» **WHAT TO PRODUCE**: Set down each record below precisely, skipping the pictures.

^^^^^^^^^^^^^^^^

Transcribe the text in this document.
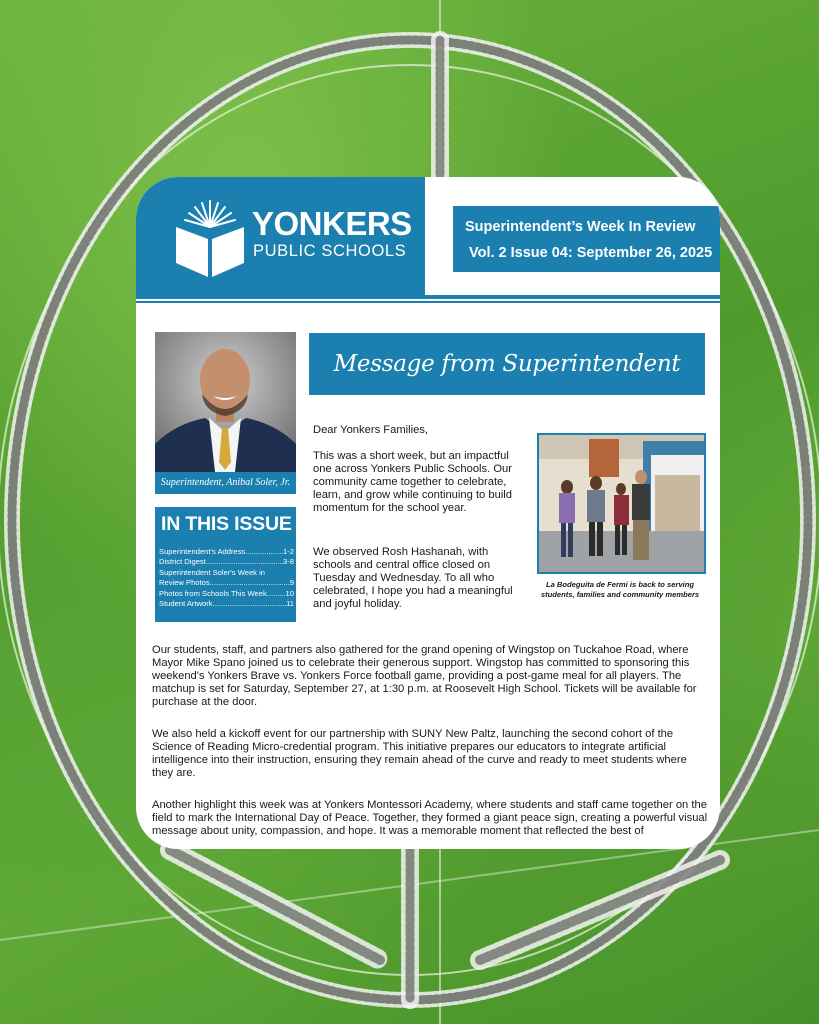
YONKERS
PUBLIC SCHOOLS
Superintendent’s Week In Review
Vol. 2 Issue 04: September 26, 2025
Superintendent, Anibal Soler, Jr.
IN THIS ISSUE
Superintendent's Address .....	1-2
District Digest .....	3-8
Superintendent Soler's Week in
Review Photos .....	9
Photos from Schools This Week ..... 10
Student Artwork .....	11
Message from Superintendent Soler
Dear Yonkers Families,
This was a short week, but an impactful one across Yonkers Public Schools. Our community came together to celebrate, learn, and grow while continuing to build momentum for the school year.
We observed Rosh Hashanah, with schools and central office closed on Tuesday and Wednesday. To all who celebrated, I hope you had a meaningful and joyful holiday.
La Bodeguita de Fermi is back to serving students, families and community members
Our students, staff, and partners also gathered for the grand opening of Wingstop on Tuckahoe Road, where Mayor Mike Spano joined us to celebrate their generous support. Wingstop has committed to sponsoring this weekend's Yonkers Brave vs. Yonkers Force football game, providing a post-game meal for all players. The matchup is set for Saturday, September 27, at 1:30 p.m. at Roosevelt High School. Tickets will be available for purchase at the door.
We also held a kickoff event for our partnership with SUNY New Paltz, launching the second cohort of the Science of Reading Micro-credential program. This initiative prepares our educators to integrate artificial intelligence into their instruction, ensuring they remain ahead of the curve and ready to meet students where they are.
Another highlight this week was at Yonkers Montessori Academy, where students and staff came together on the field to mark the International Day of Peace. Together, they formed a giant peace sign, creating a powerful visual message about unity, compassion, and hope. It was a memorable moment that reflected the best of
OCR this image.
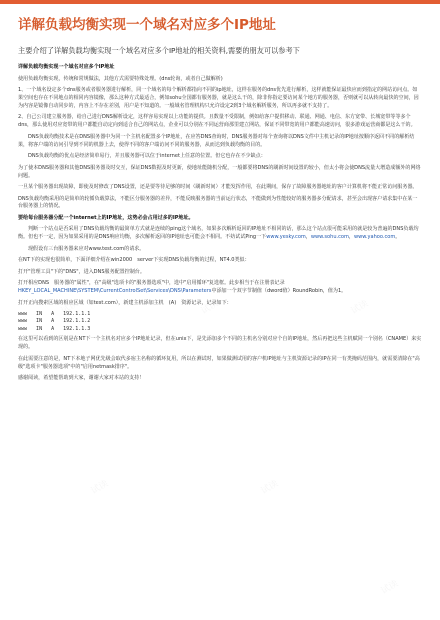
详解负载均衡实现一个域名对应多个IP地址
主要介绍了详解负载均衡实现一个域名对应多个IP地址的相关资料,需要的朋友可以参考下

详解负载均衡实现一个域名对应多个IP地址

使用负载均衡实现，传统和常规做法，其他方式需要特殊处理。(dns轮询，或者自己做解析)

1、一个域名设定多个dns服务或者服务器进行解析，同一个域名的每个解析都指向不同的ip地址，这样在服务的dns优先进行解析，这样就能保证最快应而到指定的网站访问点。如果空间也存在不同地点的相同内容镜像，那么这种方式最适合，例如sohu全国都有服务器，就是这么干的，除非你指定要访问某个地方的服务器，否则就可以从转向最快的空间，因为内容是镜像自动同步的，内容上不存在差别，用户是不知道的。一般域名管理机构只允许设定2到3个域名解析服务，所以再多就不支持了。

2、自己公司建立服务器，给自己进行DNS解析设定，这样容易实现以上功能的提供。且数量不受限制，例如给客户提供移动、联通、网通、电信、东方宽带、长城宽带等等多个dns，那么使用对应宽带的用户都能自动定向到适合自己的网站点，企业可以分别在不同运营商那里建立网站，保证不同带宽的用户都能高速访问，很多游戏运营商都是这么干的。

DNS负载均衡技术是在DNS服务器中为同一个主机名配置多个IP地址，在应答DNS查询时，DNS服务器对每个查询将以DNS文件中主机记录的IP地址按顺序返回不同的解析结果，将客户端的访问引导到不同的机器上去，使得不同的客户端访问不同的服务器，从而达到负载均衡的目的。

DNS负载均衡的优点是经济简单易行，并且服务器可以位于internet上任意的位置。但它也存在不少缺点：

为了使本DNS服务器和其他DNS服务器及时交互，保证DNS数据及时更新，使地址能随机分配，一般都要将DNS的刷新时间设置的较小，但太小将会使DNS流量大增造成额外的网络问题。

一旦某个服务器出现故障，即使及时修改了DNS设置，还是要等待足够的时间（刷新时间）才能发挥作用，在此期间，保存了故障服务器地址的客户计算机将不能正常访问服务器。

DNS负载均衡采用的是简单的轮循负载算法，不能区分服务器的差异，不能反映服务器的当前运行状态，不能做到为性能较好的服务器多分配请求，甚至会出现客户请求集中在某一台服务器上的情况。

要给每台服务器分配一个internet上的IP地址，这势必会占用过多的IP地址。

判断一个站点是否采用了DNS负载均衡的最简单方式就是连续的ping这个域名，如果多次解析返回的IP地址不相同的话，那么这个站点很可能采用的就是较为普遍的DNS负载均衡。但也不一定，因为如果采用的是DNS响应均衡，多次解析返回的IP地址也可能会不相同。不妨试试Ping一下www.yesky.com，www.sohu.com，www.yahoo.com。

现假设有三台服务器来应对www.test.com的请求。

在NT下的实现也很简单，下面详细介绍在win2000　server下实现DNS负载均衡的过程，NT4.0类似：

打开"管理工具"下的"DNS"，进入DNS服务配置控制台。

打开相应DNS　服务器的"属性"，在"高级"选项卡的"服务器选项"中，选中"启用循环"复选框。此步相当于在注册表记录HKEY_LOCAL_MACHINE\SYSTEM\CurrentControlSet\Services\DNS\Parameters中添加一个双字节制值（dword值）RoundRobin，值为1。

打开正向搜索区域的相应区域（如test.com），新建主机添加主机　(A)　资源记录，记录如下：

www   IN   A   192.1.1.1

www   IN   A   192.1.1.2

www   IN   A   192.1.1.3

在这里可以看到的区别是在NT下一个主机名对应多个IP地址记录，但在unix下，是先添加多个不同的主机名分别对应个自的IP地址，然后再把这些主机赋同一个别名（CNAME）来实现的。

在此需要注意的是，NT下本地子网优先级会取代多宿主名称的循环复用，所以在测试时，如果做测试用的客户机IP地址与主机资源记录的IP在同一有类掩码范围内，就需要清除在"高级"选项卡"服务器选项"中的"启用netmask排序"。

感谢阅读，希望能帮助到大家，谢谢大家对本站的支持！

^^^^^^^^^^^^^^^^

» **OUTPUT BELOW**:
Transcribe the text in this document.
YONKERS
PUBLIC SCHOOLS
Superintendent’s Week In Review
Vol. 2 Issue 04: September 26, 2025
Superintendent, Anibal Soler, Jr.
IN THIS ISSUE
Superintendent's Address .....	1-2
District Digest .....	3-8
Superintendent Soler's Week in
Review Photos .....	9
Photos from Schools This Week ..... 10
Student Artwork .....	11
Message from Superintendent Soler
Dear Yonkers Families,
This was a short week, but an impactful one across Yonkers Public Schools. Our community came together to celebrate, learn, and grow while continuing to build momentum for the school year.
We observed Rosh Hashanah, with schools and central office closed on Tuesday and Wednesday. To all who celebrated, I hope you had a meaningful and joyful holiday.
La Bodeguita de Fermi is back to serving students, families and community members
Our students, staff, and partners also gathered for the grand opening of Wingstop on Tuckahoe Road, where Mayor Mike Spano joined us to celebrate their generous support. Wingstop has committed to sponsoring this weekend's Yonkers Brave vs. Yonkers Force football game, providing a post-game meal for all players. The matchup is set for Saturday, September 27, at 1:30 p.m. at Roosevelt High School. Tickets will be available for purchase at the door.
We also held a kickoff event for our partnership with SUNY New Paltz, launching the second cohort of the Science of Reading Micro-credential program. This initiative prepares our educators to integrate artificial intelligence into their instruction, ensuring they remain ahead of the curve and ready to meet students where they are.
Another highlight this week was at Yonkers Montessori Academy, where students and staff came together on the field to mark the International Day of Peace. Together, they formed a giant peace sign, creating a powerful visual message about unity, compassion, and hope. It was a memorable moment that reflected the best of
OCR this image.
详解负载均衡实现一个域名对应多个IP地址
主要介绍了详解负载均衡实现一个域名对应多个IP地址的相关资料,需要的朋友可以参考下

详解负载均衡实现一个域名对应多个IP地址

使用负载均衡实现，传统和常规做法，其他方式需要特殊处理。(dns轮询，或者自己做解析)

1、一个域名设定多个dns服务或者服务器进行解析，同一个域名的每个解析都指向不同的ip地址，这样在服务的dns优先进行解析，这样就能保证最快应而到指定的网站访问点。如果空间也存在不同地点的相同内容镜像，那么这种方式最适合，例如sohu全国都有服务器，就是这么干的，除非你指定要访问某个地方的服务器，否则就可以从转向最快的空间，因为内容是镜像自动同步的，内容上不存在差别，用户是不知道的。一般域名管理机构只允许设定2到3个域名解析服务，所以再多就不支持了。

2、自己公司建立服务器，给自己进行DNS解析设定，这样容易实现以上功能的提供。且数量不受限制，例如给客户提供移动、联通、网通、电信、东方宽带、长城宽带等等多个dns，那么使用对应宽带的用户都能自动定向到适合自己的网站点，企业可以分别在不同运营商那里建立网站，保证不同带宽的用户都能高速访问，很多游戏运营商都是这么干的。

DNS负载均衡技术是在DNS服务器中为同一个主机名配置多个IP地址，在应答DNS查询时，DNS服务器对每个查询将以DNS文件中主机记录的IP地址按顺序返回不同的解析结果，将客户端的访问引导到不同的机器上去，使得不同的客户端访问不同的服务器，从而达到负载均衡的目的。

DNS负载均衡的优点是经济简单易行，并且服务器可以位于internet上任意的位置。但它也存在不少缺点：

为了使本DNS服务器和其他DNS服务器及时交互，保证DNS数据及时更新，使地址能随机分配，一般都要将DNS的刷新时间设置的较小，但太小将会使DNS流量大增造成额外的网络问题。

一旦某个服务器出现故障，即使及时修改了DNS设置，还是要等待足够的时间（刷新时间）才能发挥作用，在此期间，保存了故障服务器地址的客户计算机将不能正常访问服务器。

DNS负载均衡采用的是简单的轮循负载算法，不能区分服务器的差异，不能反映服务器的当前运行状态，不能做到为性能较好的服务器多分配请求，甚至会出现客户请求集中在某一台服务器上的情况。

要给每台服务器分配一个internet上的IP地址，这势必会占用过多的IP地址。

判断一个站点是否采用了DNS负载均衡的最简单方式就是连续的ping这个域名，如果多次解析返回的IP地址不相同的话，那么这个站点很可能采用的就是较为普遍的DNS负载均衡。但也不一定，因为如果采用的是DNS响应均衡，多次解析返回的IP地址也可能会不相同。不妨试试Ping一下www.yesky.com，www.sohu.com，www.yahoo.com。

现假设有三台服务器来应对www.test.com的请求。

在NT下的实现也很简单，下面详细介绍在win2000　server下实现DNS负载均衡的过程，NT4.0类似：

打开"管理工具"下的"DNS"，进入DNS服务配置控制台。

打开相应DNS　服务器的"属性"，在"高级"选项卡的"服务器选项"中，选中"启用循环"复选框。此步相当于在注册表记录HKEY_LOCAL_MACHINE\SYSTEM\CurrentControlSet\Services\DNS\Parameters中添加一个双字节制值（dword值）RoundRobin，值为1。

打开正向搜索区域的相应区域（如test.com），新建主机添加主机　(A)　资源记录，记录如下：

www   IN   A   192.1.1.1

www   IN   A   192.1.1.2

www   IN   A   192.1.1.3

在这里可以看到的区别是在NT下一个主机名对应多个IP地址记录，但在unix下，是先添加多个不同的主机名分别对应个自的IP地址，然后再把这些主机赋同一个别名（CNAME）来实现的。

在此需要注意的是，NT下本地子网优先级会取代多宿主名称的循环复用，所以在测试时，如果做测试用的客户机IP地址与主机资源记录的IP在同一有类掩码范围内，就需要清除在"高级"选项卡"服务器选项"中的"启用netmask排序"。

感谢阅读，希望能帮助到大家，谢谢大家对本站的支持！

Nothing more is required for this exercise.